__Job__.
Reproduce the material word for word; the images stay out.

__Provided entries__.
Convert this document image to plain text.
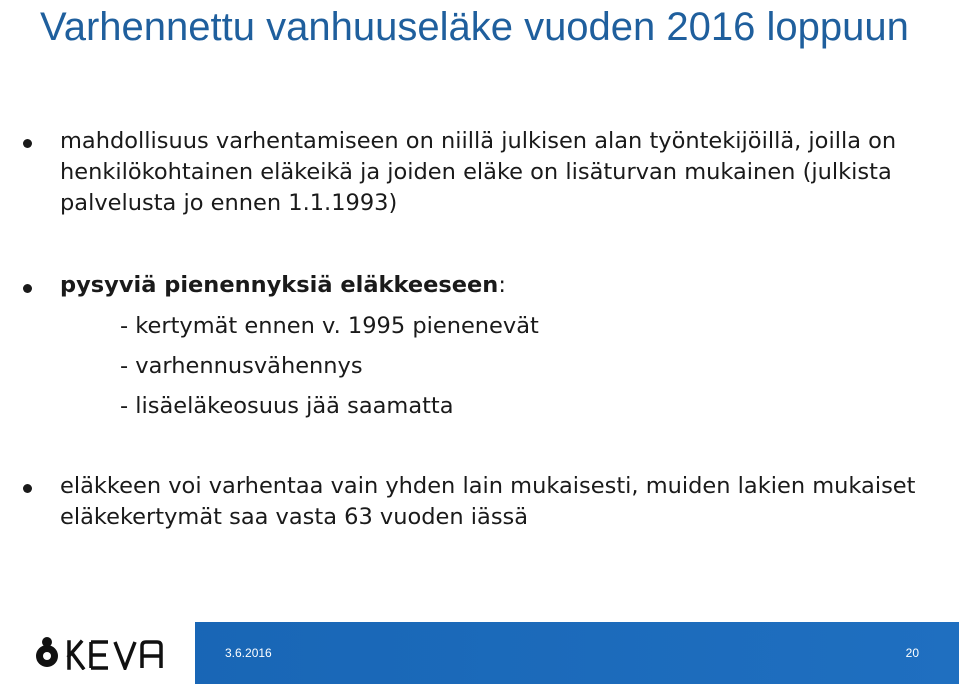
Varhennettu vanhuuseläke vuoden 2016 loppuun
mahdollisuus varhentamiseen on niillä julkisen alan työntekijöillä, joilla on henkilökohtainen eläkeikä ja joiden eläke on lisäturvan mukainen (julkista palvelusta jo ennen 1.1.1993)
pysyviä pienennyksiä eläkkeeseen:
- kertymät ennen v. 1995 pienenevät
- varhennusvähennys
- lisäeläkeosuus jää saamatta
eläkkeen voi varhentaa vain yhden lain mukaisesti, muiden lakien mukaiset eläkekertymät saa vasta 63 vuoden iässä
3.6.2016	20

__Answer below__.
Convert this document image to plain text.
Varhennettu vanhuuseläke vuoden 2016 loppuun
mahdollisuus varhentamiseen on niillä julkisen alan työntekijöillä, joilla on henkilökohtainen eläkeikä ja joiden eläke on lisäturvan mukainen (julkista palvelusta jo ennen 1.1.1993)
pysyviä pienennyksiä eläkkeeseen:
- kertymät ennen v. 1995 pienenevät
- varhennusvähennys
- lisäeläkeosuus jää saamatta
eläkkeen voi varhentaa vain yhden lain mukaisesti, muiden lakien mukaiset eläkekertymät saa vasta 63 vuoden iässä
3.6.2016	20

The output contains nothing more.